> [WHAT TO PRODUCE]: Leave out the pictures and copy everything else in the entries exactly.
══ PROVIDED DATA
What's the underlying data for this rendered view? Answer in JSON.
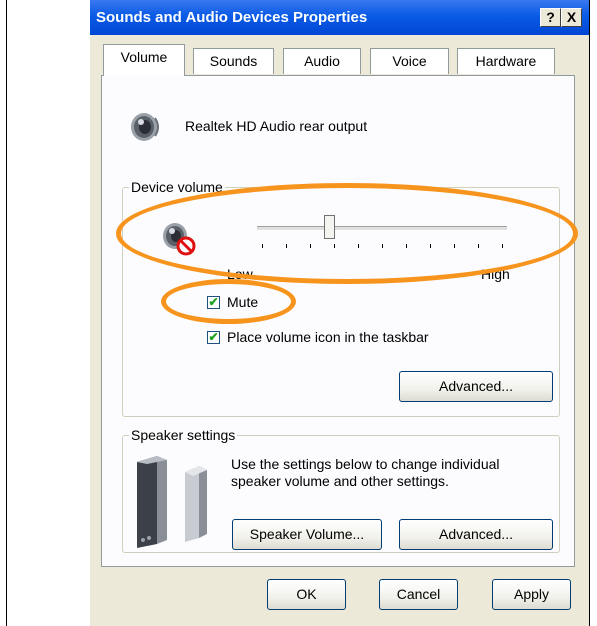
{
  "window": {
    "title": "Sounds and Audio Devices Properties",
    "help_label": "?",
    "close_label": "X"
  },
  "tabs": [
    {
      "label": "Volume",
      "active": true
    },
    {
      "label": "Sounds"
    },
    {
      "label": "Audio"
    },
    {
      "label": "Voice"
    },
    {
      "label": "Hardware"
    }
  ],
  "device": {
    "name": "Realtek HD Audio rear output",
    "icon": "speaker-icon"
  },
  "device_volume": {
    "group_label": "Device volume",
    "icon": "muted-speaker-icon",
    "slider_level": 0.28,
    "low_label": "Low",
    "high_label": "High",
    "mute_label": "Mute",
    "mute_checked": true,
    "taskbar_label": "Place volume icon in the taskbar",
    "taskbar_checked": true,
    "advanced_label": "Advanced..."
  },
  "speaker_settings": {
    "group_label": "Speaker settings",
    "description": "Use the settings below to change individual speaker volume and other settings.",
    "icon": "speakers-icon",
    "volume_button": "Speaker Volume...",
    "advanced_label": "Advanced..."
  },
  "buttons": {
    "ok": "OK",
    "cancel": "Cancel",
    "apply": "Apply"
  },
  "check_glyph": "✔",
  "highlight_color": "#F7941D"
}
════
> [ANSWER FOR THE TASK]:
What's the underlying data for this rendered view? Answer in JSON.
{
  "window": {
    "title": "Sounds and Audio Devices Properties",
    "help_label": "?",
    "close_label": "X"
  },
  "tabs": [
    {
      "label": "Volume",
      "active": true
    },
    {
      "label": "Sounds"
    },
    {
      "label": "Audio"
    },
    {
      "label": "Voice"
    },
    {
      "label": "Hardware"
    }
  ],
  "device": {
    "name": "Realtek HD Audio rear output",
    "icon": "speaker-icon"
  },
  "device_volume": {
    "group_label": "Device volume",
    "icon": "muted-speaker-icon",
    "slider_level": 0.28,
    "low_label": "Low",
    "high_label": "High",
    "mute_label": "Mute",
    "mute_checked": true,
    "taskbar_label": "Place volume icon in the taskbar",
    "taskbar_checked": true,
    "advanced_label": "Advanced..."
  },
  "speaker_settings": {
    "group_label": "Speaker settings",
    "description": "Use the settings below to change individual speaker volume and other settings.",
    "icon": "speakers-icon",
    "volume_button": "Speaker Volume...",
    "advanced_label": "Advanced..."
  },
  "buttons": {
    "ok": "OK",
    "cancel": "Cancel",
    "apply": "Apply"
  },
  "check_glyph": "✔",
  "highlight_color": "#F7941D"
}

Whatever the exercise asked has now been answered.